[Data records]
+++

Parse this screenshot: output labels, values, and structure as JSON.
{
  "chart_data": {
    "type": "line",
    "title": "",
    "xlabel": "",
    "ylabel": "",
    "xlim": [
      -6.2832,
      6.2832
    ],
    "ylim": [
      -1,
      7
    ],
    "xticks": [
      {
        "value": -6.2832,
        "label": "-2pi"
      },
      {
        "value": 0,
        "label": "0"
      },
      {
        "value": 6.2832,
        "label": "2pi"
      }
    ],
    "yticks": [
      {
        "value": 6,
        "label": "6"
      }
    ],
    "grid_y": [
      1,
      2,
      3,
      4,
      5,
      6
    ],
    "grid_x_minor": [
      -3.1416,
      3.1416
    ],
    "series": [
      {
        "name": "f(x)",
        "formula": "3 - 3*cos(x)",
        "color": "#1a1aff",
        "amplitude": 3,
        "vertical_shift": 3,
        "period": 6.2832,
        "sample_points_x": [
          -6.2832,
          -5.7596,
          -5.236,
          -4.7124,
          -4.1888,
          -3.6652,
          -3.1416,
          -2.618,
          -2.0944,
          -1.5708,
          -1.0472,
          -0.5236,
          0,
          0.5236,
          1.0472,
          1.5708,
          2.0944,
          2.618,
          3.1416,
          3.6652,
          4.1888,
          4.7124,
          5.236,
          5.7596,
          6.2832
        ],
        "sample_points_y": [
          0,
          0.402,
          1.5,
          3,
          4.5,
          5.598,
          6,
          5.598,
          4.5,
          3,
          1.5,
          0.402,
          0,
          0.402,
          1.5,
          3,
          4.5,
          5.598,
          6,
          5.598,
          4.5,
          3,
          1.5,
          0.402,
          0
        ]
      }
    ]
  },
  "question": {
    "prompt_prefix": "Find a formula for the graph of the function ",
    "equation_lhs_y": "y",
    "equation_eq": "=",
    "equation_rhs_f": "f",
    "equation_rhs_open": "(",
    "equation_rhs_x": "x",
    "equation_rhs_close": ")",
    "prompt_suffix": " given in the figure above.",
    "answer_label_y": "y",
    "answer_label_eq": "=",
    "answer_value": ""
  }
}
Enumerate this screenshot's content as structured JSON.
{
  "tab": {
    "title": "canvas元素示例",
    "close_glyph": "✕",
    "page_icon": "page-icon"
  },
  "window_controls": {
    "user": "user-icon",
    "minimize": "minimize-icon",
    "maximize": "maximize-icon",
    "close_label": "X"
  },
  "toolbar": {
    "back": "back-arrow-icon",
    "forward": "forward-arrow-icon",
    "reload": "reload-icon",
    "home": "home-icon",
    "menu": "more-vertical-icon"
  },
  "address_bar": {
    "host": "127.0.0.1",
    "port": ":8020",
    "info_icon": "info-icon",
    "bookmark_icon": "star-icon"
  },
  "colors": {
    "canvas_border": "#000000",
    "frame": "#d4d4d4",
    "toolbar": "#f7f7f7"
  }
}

+++

#### [Do this]
Each line above that includes "screenshot" should be shown.

#### [Task output]
Parse this screenshot: output labels, values, and structure as JSON.
Enumerate this screenshot's content as structured JSON.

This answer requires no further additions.